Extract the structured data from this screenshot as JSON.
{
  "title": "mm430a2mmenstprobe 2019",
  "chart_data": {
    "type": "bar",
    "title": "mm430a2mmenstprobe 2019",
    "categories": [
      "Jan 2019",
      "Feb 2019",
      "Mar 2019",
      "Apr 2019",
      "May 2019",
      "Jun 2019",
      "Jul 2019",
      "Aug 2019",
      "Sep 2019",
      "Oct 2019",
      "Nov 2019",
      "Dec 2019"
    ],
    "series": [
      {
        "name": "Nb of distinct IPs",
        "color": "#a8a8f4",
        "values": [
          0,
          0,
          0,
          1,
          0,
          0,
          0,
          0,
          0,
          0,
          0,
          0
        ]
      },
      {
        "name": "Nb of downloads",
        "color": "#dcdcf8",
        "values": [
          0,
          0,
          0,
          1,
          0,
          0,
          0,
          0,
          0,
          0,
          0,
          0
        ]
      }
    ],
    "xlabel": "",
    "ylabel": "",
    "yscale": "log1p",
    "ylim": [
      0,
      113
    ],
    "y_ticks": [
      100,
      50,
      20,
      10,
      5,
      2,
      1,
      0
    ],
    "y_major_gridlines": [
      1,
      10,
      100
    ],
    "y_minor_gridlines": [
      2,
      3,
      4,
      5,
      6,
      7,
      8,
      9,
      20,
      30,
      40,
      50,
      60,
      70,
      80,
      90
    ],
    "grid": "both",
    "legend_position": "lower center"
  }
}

● **What is being asked**:
Write the entire listing out again, word for word.

● **Answer to this task**:
Extract the structured data from this screenshot as JSON.
{
  "title": "mm430a2mmenstprobe 2019",
  "chart_data": {
    "type": "bar",
    "title": "mm430a2mmenstprobe 2019",
    "categories": [
      "Jan 2019",
      "Feb 2019",
      "Mar 2019",
      "Apr 2019",
      "May 2019",
      "Jun 2019",
      "Jul 2019",
      "Aug 2019",
      "Sep 2019",
      "Oct 2019",
      "Nov 2019",
      "Dec 2019"
    ],
    "series": [
      {
        "name": "Nb of distinct IPs",
        "color": "#a8a8f4",
        "values": [
          0,
          0,
          0,
          1,
          0,
          0,
          0,
          0,
          0,
          0,
          0,
          0
        ]
      },
      {
        "name": "Nb of downloads",
        "color": "#dcdcf8",
        "values": [
          0,
          0,
          0,
          1,
          0,
          0,
          0,
          0,
          0,
          0,
          0,
          0
        ]
      }
    ],
    "xlabel": "",
    "ylabel": "",
    "yscale": "log1p",
    "ylim": [
      0,
      113
    ],
    "y_ticks": [
      100,
      50,
      20,
      10,
      5,
      2,
      1,
      0
    ],
    "y_major_gridlines": [
      1,
      10,
      100
    ],
    "y_minor_gridlines": [
      2,
      3,
      4,
      5,
      6,
      7,
      8,
      9,
      20,
      30,
      40,
      50,
      60,
      70,
      80,
      90
    ],
    "grid": "both",
    "legend_position": "lower center"
  }
}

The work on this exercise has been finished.